Written problem — Where a line in the listing below contains the word "GROSS", copy that line.

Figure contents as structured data
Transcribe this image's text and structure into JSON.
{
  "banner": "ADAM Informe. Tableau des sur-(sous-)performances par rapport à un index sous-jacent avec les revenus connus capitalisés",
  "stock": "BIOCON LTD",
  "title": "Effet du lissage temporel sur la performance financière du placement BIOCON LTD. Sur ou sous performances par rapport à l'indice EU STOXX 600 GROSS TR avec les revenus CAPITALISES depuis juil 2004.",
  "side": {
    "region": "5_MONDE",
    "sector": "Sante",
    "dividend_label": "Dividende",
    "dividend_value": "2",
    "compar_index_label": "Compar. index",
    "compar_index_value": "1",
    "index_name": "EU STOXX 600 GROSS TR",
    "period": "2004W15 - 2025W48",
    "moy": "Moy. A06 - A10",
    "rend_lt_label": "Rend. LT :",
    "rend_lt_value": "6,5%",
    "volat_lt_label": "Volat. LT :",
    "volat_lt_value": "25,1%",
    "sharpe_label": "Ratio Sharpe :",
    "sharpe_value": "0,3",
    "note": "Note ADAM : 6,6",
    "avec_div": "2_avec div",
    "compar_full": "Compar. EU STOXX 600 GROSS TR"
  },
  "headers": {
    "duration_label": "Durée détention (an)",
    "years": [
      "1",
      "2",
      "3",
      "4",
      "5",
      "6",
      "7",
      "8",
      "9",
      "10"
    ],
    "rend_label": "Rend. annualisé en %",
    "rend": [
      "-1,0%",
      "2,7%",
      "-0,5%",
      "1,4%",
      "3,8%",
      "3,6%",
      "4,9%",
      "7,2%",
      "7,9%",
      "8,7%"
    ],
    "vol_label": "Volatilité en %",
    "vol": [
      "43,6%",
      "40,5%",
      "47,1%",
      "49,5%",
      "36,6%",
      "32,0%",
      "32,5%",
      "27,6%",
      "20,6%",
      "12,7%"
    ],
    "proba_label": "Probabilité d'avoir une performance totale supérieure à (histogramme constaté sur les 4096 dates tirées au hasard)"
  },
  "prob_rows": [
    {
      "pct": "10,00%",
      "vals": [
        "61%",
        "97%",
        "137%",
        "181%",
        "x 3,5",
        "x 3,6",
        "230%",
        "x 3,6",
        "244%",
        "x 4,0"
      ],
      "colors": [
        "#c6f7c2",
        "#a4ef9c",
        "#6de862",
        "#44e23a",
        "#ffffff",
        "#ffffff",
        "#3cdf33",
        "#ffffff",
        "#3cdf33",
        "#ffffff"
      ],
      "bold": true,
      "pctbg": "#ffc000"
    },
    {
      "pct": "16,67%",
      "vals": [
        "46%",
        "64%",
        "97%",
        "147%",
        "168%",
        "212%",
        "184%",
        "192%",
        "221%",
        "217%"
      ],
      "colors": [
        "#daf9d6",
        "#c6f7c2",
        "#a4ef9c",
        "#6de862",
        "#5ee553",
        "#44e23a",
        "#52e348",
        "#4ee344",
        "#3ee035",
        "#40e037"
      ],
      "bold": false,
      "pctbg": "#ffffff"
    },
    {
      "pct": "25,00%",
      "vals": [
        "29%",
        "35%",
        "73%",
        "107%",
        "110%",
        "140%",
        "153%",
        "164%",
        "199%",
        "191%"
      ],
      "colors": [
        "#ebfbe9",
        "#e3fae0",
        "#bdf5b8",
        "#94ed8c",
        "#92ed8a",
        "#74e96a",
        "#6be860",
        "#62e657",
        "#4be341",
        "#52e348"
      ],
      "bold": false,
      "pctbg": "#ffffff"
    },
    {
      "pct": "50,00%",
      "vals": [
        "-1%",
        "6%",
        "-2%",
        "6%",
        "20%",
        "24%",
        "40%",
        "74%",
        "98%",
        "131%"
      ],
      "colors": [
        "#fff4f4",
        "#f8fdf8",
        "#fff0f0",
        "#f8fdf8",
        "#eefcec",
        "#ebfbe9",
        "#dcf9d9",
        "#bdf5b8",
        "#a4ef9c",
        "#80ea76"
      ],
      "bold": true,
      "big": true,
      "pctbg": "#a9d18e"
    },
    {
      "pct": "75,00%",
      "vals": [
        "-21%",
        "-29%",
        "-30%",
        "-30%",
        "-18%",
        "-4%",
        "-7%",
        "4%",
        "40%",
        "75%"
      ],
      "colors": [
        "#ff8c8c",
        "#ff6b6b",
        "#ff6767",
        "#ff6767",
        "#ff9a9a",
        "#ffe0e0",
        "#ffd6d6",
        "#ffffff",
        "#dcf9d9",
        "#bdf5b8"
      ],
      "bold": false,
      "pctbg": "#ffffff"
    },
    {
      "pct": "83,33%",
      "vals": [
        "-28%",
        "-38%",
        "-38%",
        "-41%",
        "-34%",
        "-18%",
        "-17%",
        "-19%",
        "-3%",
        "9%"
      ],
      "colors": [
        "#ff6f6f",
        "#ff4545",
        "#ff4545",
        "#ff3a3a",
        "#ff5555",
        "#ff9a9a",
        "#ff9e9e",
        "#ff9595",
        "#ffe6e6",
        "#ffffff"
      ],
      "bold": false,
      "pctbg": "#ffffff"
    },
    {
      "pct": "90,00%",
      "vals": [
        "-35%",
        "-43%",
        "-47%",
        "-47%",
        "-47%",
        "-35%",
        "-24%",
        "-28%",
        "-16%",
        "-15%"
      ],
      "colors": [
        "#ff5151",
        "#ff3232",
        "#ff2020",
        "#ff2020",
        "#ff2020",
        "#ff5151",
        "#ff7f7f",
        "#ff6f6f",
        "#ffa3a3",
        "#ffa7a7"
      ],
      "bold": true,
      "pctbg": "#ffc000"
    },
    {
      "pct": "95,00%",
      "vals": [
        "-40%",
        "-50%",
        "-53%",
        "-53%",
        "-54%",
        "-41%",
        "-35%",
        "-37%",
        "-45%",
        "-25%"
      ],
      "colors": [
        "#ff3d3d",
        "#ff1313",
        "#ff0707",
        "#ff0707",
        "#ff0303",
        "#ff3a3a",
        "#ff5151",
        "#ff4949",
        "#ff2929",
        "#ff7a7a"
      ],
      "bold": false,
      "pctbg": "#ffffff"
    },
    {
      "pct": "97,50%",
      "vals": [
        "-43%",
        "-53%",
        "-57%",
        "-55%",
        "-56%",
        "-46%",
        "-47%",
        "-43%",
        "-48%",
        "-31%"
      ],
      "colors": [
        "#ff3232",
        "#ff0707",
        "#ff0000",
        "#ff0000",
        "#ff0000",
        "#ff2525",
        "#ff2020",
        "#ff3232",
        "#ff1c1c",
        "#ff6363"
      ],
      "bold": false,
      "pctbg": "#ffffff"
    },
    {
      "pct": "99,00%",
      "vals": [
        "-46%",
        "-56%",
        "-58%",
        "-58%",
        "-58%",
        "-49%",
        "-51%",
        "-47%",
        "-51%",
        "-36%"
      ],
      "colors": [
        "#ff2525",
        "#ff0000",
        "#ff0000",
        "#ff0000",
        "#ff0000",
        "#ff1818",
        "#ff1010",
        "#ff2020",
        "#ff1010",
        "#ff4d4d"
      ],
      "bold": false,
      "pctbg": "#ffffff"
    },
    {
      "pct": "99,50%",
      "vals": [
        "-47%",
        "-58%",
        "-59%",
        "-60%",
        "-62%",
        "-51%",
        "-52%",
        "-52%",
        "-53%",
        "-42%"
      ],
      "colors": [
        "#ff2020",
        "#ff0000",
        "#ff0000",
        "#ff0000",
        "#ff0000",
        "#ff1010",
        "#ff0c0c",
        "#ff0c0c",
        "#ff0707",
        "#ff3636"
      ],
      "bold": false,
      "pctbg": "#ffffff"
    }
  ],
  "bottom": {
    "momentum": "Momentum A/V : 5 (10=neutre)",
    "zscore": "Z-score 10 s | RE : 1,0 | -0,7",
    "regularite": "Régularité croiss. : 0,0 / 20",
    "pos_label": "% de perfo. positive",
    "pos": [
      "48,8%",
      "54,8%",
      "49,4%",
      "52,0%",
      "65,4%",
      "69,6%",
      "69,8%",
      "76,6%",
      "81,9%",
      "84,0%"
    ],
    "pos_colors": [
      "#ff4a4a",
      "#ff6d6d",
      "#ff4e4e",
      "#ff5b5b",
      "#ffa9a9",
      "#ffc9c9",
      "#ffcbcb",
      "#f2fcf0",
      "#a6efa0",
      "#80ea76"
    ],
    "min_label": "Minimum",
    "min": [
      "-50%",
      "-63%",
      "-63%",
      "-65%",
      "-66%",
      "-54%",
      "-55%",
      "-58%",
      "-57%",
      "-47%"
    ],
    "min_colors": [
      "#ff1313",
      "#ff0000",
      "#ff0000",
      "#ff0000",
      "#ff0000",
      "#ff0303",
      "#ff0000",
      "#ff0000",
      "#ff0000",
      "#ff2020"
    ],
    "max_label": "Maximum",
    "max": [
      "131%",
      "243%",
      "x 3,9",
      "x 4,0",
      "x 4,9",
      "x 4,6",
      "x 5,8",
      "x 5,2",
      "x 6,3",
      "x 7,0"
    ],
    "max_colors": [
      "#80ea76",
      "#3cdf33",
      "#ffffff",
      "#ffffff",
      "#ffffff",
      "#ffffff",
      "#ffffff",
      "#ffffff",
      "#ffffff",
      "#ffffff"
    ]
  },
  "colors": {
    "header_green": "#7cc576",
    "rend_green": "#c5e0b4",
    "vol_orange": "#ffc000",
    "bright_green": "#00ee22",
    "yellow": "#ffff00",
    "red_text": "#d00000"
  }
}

Written solution —
  "title": "Effet du lissage temporel sur la performance financière du placement BIOCON LTD. Sur ou sous performances par rapport à l'indice EU STOXX 600 GROSS TR avec les revenus CAPITALISES depuis juil 2004.",
    "index_name": "EU STOXX 600 GROSS TR",
    "compar_full": "Compar. EU STOXX 600 GROSS TR"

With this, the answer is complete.